-- Begin --
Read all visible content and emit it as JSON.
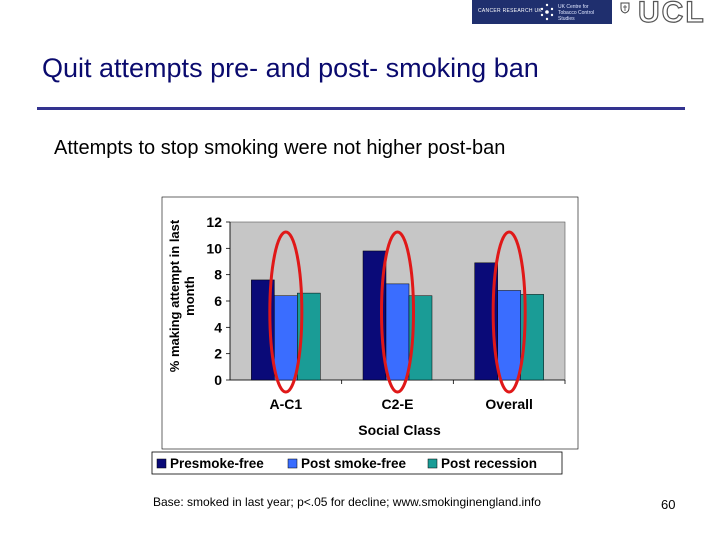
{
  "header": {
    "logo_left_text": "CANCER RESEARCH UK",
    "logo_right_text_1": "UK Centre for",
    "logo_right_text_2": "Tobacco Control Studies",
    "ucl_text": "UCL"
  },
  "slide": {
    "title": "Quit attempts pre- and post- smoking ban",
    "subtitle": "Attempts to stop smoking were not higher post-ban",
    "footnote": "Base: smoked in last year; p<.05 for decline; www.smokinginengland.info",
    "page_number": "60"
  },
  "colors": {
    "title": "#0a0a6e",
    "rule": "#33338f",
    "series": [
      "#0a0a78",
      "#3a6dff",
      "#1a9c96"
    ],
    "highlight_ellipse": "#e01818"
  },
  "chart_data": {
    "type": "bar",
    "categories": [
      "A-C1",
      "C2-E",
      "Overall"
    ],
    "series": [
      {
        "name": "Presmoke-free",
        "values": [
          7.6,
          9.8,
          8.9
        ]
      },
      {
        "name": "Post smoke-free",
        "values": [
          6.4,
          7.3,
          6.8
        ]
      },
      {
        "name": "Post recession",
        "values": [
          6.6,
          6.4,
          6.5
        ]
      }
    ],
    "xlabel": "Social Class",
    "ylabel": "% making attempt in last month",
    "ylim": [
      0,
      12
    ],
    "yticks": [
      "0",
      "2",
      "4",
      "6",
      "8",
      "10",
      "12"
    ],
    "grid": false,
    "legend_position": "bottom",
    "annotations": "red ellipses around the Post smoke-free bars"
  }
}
-- End --
** Work to do **
Every line of the data should be copied as it stands, without the images.

** Task result **
Read all visible content and emit it as JSON.
{
  "header": {
    "logo_left_text": "CANCER RESEARCH UK",
    "logo_right_text_1": "UK Centre for",
    "logo_right_text_2": "Tobacco Control Studies",
    "ucl_text": "UCL"
  },
  "slide": {
    "title": "Quit attempts pre- and post- smoking ban",
    "subtitle": "Attempts to stop smoking were not higher post-ban",
    "footnote": "Base: smoked in last year; p<.05 for decline; www.smokinginengland.info",
    "page_number": "60"
  },
  "colors": {
    "title": "#0a0a6e",
    "rule": "#33338f",
    "series": [
      "#0a0a78",
      "#3a6dff",
      "#1a9c96"
    ],
    "highlight_ellipse": "#e01818"
  },
  "chart_data": {
    "type": "bar",
    "categories": [
      "A-C1",
      "C2-E",
      "Overall"
    ],
    "series": [
      {
        "name": "Presmoke-free",
        "values": [
          7.6,
          9.8,
          8.9
        ]
      },
      {
        "name": "Post smoke-free",
        "values": [
          6.4,
          7.3,
          6.8
        ]
      },
      {
        "name": "Post recession",
        "values": [
          6.6,
          6.4,
          6.5
        ]
      }
    ],
    "xlabel": "Social Class",
    "ylabel": "% making attempt in last month",
    "ylim": [
      0,
      12
    ],
    "yticks": [
      "0",
      "2",
      "4",
      "6",
      "8",
      "10",
      "12"
    ],
    "grid": false,
    "legend_position": "bottom",
    "annotations": "red ellipses around the Post smoke-free bars"
  }
}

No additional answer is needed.